* _WHAT YOU WILL DO_
Here are records with pictures in them. Copy all of them exactly and leave the pictures out.

Stored data
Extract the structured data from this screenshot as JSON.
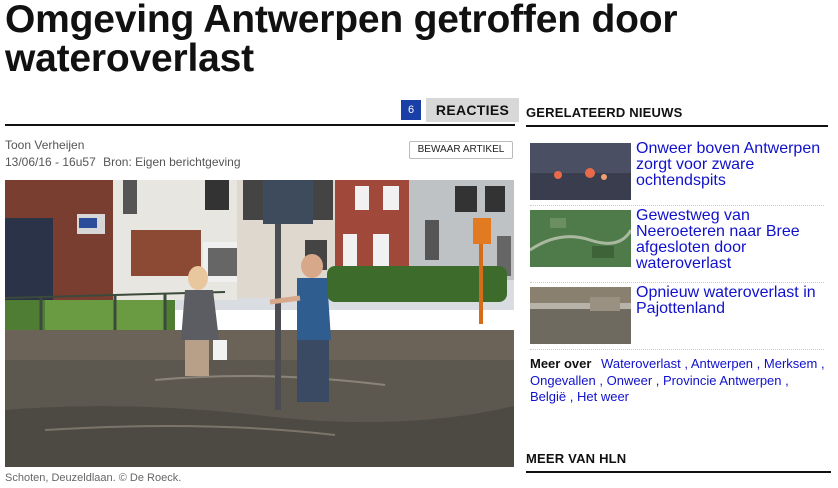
{
  "article": {
    "title": "Omgeving Antwerpen getroffen door wateroverlast",
    "reacties_count": "6",
    "reacties_label": "REACTIES",
    "author": "Toon Verheijen",
    "date": "13/06/16 - 16u57",
    "source": "Bron: Eigen berichtgeving",
    "bewaar_label": "BEWAAR ARTIKEL",
    "photo_caption": "Schoten, Deuzeldlaan. © De Roeck."
  },
  "sidebar": {
    "gerelateerd_heading": "GERELATEERD NIEUWS",
    "related": [
      {
        "title": "Onweer boven Antwerpen zorgt voor zware ochtendspits"
      },
      {
        "title": "Gewestweg van Neeroeteren naar Bree afgesloten door wateroverlast"
      },
      {
        "title": "Opnieuw wateroverlast in Pajottenland"
      }
    ],
    "meer_over_label": "Meer over",
    "tags": [
      "Wateroverlast",
      "Antwerpen",
      "Merksem",
      "Ongevallen",
      "Onweer",
      "Provincie Antwerpen",
      "België",
      "Het weer"
    ],
    "meer_van_heading": "MEER VAN HLN"
  },
  "colors": {
    "link": "#1111cc",
    "badge": "#1a3fa6",
    "reacties_bg": "#d8d8d8"
  }
}
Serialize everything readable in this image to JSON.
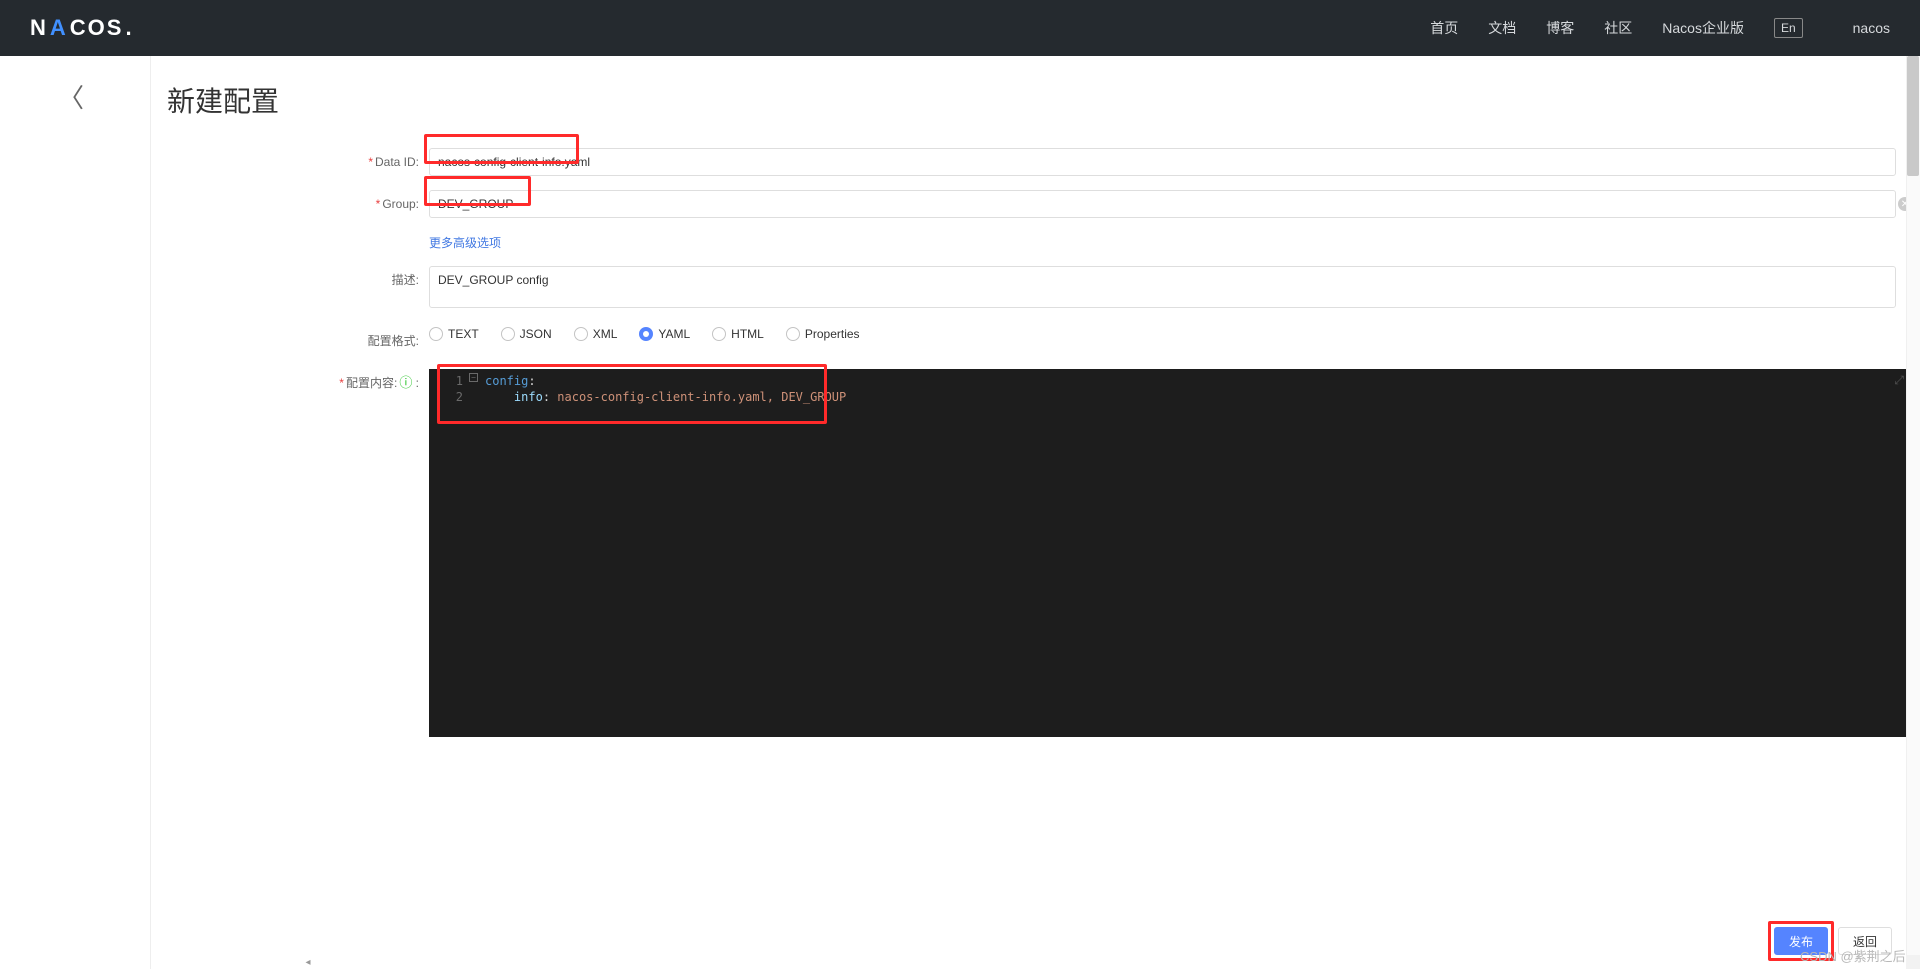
{
  "header": {
    "logo_text": "NACOS.",
    "nav": {
      "home": "首页",
      "docs": "文档",
      "blog": "博客",
      "community": "社区",
      "enterprise": "Nacos企业版",
      "lang": "En",
      "user": "nacos"
    }
  },
  "page": {
    "title": "新建配置",
    "back_arrow": "〈"
  },
  "form": {
    "data_id": {
      "label": "Data ID:",
      "value": "nacos-config-client-info.yaml"
    },
    "group": {
      "label": "Group:",
      "value": "DEV_GROUP"
    },
    "advanced_link": "更多高级选项",
    "desc": {
      "label": "描述:",
      "value": "DEV_GROUP config"
    },
    "format": {
      "label": "配置格式:",
      "options": {
        "text": "TEXT",
        "json": "JSON",
        "xml": "XML",
        "yaml": "YAML",
        "html": "HTML",
        "properties": "Properties"
      },
      "selected": "yaml"
    },
    "content": {
      "label": "配置内容:",
      "lines": [
        {
          "n": "1",
          "raw": "config:",
          "k": "config",
          "c": ":"
        },
        {
          "n": "2",
          "raw": "    info: nacos-config-client-info.yaml, DEV_GROUP",
          "indent": "    ",
          "k": "info",
          "c": ": ",
          "v": "nacos-config-client-info.yaml, DEV_GROUP"
        }
      ]
    }
  },
  "buttons": {
    "publish": "发布",
    "back": "返回"
  },
  "watermark": "CSDN @紫荆之后-"
}
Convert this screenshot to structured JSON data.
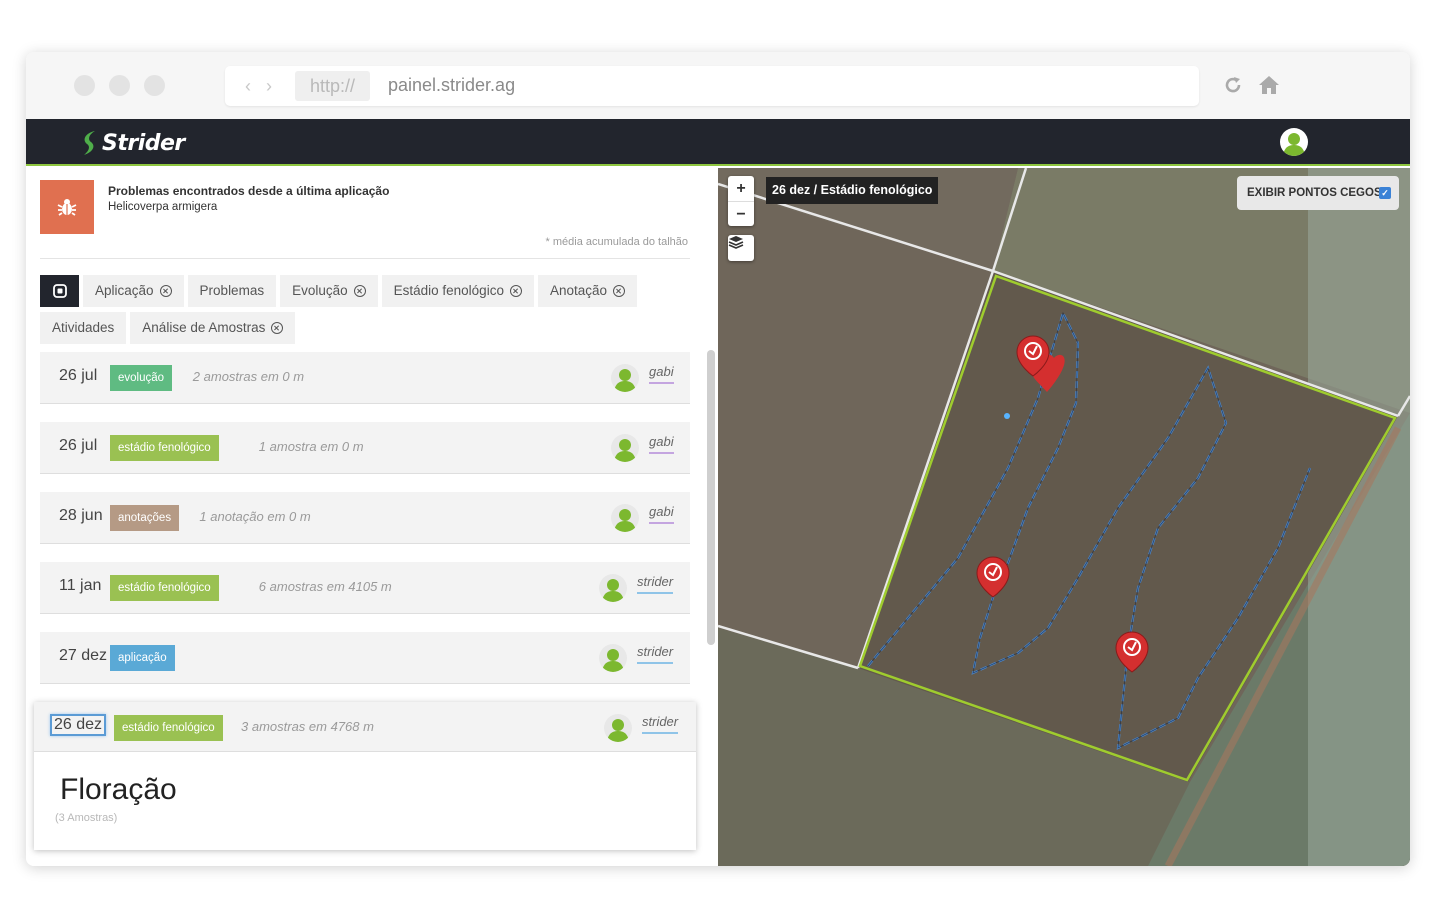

* _SOLUTION TO THE EXERCISE_
Extract the structured data from this screenshot as JSON.
{
  "article": {
    "title": "Omgeving Antwerpen getroffen door wateroverlast",
    "reacties_count": "6",
    "reacties_label": "REACTIES",
    "author": "Toon Verheijen",
    "date": "13/06/16 - 16u57",
    "source": "Bron: Eigen berichtgeving",
    "bewaar_label": "BEWAAR ARTIKEL",
    "photo_caption": "Schoten, Deuzeldlaan. © De Roeck."
  },
  "sidebar": {
    "gerelateerd_heading": "GERELATEERD NIEUWS",
    "related": [
      {
        "title": "Onweer boven Antwerpen zorgt voor zware ochtendspits"
      },
      {
        "title": "Gewestweg van Neeroeteren naar Bree afgesloten door wateroverlast"
      },
      {
        "title": "Opnieuw wateroverlast in Pajottenland"
      }
    ],
    "meer_over_label": "Meer over",
    "tags": [
      "Wateroverlast",
      "Antwerpen",
      "Merksem",
      "Ongevallen",
      "Onweer",
      "Provincie Antwerpen",
      "België",
      "Het weer"
    ],
    "meer_van_heading": "MEER VAN HLN"
  },
  "colors": {
    "link": "#1111cc",
    "badge": "#1a3fa6",
    "reacties_bg": "#d8d8d8"
  }
}
Serialize everything readable in this image to JSON.
{
  "header": {
    "logo_text": "NACOS.",
    "nav": {
      "home": "首页",
      "docs": "文档",
      "blog": "博客",
      "community": "社区",
      "enterprise": "Nacos企业版",
      "lang": "En",
      "user": "nacos"
    }
  },
  "page": {
    "title": "新建配置",
    "back_arrow": "〈"
  },
  "form": {
    "data_id": {
      "label": "Data ID:",
      "value": "nacos-config-client-info.yaml"
    },
    "group": {
      "label": "Group:",
      "value": "DEV_GROUP"
    },
    "advanced_link": "更多高级选项",
    "desc": {
      "label": "描述:",
      "value": "DEV_GROUP config"
    },
    "format": {
      "label": "配置格式:",
      "options": {
        "text": "TEXT",
        "json": "JSON",
        "xml": "XML",
        "yaml": "YAML",
        "html": "HTML",
        "properties": "Properties"
      },
      "selected": "yaml"
    },
    "content": {
      "label": "配置内容:",
      "lines": [
        {
          "n": "1",
          "raw": "config:",
          "k": "config",
          "c": ":"
        },
        {
          "n": "2",
          "raw": "    info: nacos-config-client-info.yaml, DEV_GROUP",
          "indent": "    ",
          "k": "info",
          "c": ": ",
          "v": "nacos-config-client-info.yaml, DEV_GROUP"
        }
      ]
    }
  },
  "buttons": {
    "publish": "发布",
    "back": "返回"
  },
  "watermark": "CSDN @紫荆之后-"
}
Convert this screenshot to structured JSON data.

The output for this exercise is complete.